— Start —

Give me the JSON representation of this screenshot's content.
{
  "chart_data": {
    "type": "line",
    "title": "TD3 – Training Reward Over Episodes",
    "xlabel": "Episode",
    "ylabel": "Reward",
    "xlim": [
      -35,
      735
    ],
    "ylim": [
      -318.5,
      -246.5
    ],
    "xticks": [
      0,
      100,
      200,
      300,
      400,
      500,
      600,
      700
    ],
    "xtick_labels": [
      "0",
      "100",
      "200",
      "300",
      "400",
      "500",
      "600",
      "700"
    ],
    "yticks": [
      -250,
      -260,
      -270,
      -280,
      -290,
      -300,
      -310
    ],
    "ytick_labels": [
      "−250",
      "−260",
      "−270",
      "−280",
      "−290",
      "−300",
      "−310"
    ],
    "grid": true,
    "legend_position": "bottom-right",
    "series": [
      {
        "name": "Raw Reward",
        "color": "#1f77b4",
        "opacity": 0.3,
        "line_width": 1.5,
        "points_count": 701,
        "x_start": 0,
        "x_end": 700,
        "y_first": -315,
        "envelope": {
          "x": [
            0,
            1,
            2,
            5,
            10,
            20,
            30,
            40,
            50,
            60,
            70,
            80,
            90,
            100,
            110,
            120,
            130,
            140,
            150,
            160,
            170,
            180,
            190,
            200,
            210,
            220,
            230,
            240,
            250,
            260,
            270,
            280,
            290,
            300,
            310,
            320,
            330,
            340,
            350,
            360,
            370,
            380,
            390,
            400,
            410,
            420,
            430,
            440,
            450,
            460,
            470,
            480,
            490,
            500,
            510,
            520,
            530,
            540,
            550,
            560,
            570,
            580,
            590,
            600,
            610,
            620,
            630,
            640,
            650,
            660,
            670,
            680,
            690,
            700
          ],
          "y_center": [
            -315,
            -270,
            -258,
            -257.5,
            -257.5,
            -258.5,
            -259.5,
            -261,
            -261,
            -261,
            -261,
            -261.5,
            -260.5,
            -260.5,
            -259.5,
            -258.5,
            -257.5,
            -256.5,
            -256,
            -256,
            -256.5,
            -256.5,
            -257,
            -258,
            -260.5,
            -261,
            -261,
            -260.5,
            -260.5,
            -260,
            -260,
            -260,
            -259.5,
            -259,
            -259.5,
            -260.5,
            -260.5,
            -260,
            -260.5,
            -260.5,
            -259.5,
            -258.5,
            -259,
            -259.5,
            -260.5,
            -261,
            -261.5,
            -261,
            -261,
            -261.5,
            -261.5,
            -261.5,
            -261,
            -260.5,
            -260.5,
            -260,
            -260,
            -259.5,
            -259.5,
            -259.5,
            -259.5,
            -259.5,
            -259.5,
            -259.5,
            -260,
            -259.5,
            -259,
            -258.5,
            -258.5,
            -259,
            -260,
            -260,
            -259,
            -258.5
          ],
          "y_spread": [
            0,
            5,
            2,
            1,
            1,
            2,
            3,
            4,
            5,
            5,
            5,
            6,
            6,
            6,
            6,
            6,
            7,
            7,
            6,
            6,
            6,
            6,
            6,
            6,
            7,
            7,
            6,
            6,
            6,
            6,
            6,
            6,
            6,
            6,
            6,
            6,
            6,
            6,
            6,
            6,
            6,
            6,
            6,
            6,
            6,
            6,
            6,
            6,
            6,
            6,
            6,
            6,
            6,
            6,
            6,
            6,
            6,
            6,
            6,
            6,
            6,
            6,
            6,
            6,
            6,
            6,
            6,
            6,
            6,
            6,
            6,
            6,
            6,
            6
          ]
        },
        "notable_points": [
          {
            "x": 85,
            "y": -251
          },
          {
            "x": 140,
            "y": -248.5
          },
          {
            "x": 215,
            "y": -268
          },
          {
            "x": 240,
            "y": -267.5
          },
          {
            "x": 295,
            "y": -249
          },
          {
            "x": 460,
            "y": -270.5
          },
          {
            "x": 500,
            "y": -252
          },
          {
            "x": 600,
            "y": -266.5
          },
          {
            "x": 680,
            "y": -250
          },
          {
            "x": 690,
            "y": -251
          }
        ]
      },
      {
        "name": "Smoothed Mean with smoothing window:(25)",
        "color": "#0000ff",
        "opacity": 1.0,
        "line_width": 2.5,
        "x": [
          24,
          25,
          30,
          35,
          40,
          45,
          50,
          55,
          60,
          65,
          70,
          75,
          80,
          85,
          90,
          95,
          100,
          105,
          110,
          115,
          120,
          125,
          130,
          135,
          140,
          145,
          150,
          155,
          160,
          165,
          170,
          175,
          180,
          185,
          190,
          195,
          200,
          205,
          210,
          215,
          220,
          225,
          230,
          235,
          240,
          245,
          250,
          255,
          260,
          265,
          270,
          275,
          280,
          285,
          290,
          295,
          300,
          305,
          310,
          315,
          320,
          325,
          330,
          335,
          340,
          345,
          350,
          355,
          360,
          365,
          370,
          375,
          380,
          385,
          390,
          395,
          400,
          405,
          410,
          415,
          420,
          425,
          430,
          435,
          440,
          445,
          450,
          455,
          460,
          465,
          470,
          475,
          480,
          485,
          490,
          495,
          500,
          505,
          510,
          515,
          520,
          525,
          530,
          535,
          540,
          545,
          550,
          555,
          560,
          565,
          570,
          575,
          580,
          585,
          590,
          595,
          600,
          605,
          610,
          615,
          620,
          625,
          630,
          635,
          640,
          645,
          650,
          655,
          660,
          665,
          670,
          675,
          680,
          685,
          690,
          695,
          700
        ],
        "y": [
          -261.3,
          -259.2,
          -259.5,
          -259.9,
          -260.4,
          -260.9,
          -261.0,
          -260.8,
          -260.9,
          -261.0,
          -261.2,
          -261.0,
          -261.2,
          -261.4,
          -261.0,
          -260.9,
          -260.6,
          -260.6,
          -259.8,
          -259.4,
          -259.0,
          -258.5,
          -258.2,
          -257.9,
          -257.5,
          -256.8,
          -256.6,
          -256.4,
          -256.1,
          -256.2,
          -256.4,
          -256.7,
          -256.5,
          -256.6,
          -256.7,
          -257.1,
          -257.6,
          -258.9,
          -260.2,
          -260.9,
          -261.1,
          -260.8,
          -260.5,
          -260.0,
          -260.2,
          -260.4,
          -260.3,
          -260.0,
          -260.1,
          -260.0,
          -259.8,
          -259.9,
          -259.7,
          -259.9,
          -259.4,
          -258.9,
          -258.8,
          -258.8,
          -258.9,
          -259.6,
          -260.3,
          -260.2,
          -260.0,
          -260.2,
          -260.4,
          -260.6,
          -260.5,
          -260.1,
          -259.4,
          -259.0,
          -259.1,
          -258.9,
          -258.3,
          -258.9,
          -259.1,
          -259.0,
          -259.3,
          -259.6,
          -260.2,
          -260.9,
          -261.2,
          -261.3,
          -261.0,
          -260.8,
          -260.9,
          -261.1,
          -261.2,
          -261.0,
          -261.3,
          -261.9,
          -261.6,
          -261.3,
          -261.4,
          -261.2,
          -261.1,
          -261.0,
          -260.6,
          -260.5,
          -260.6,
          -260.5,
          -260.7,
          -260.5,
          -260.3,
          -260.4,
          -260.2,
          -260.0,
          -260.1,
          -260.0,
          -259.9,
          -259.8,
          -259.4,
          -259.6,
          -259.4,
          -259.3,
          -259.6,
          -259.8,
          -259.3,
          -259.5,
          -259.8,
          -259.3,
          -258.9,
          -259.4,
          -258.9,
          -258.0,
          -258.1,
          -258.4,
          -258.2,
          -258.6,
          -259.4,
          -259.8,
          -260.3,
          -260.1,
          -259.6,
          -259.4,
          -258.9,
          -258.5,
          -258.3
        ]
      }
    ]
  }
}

— End —

EXERCISE TASK:
Show every line that contains the word "Reward".

WRITTEN RESPONSE:
    "title": "TD3 – Training Reward Over Episodes",
    "ylabel": "Reward",
        "name": "Raw Reward",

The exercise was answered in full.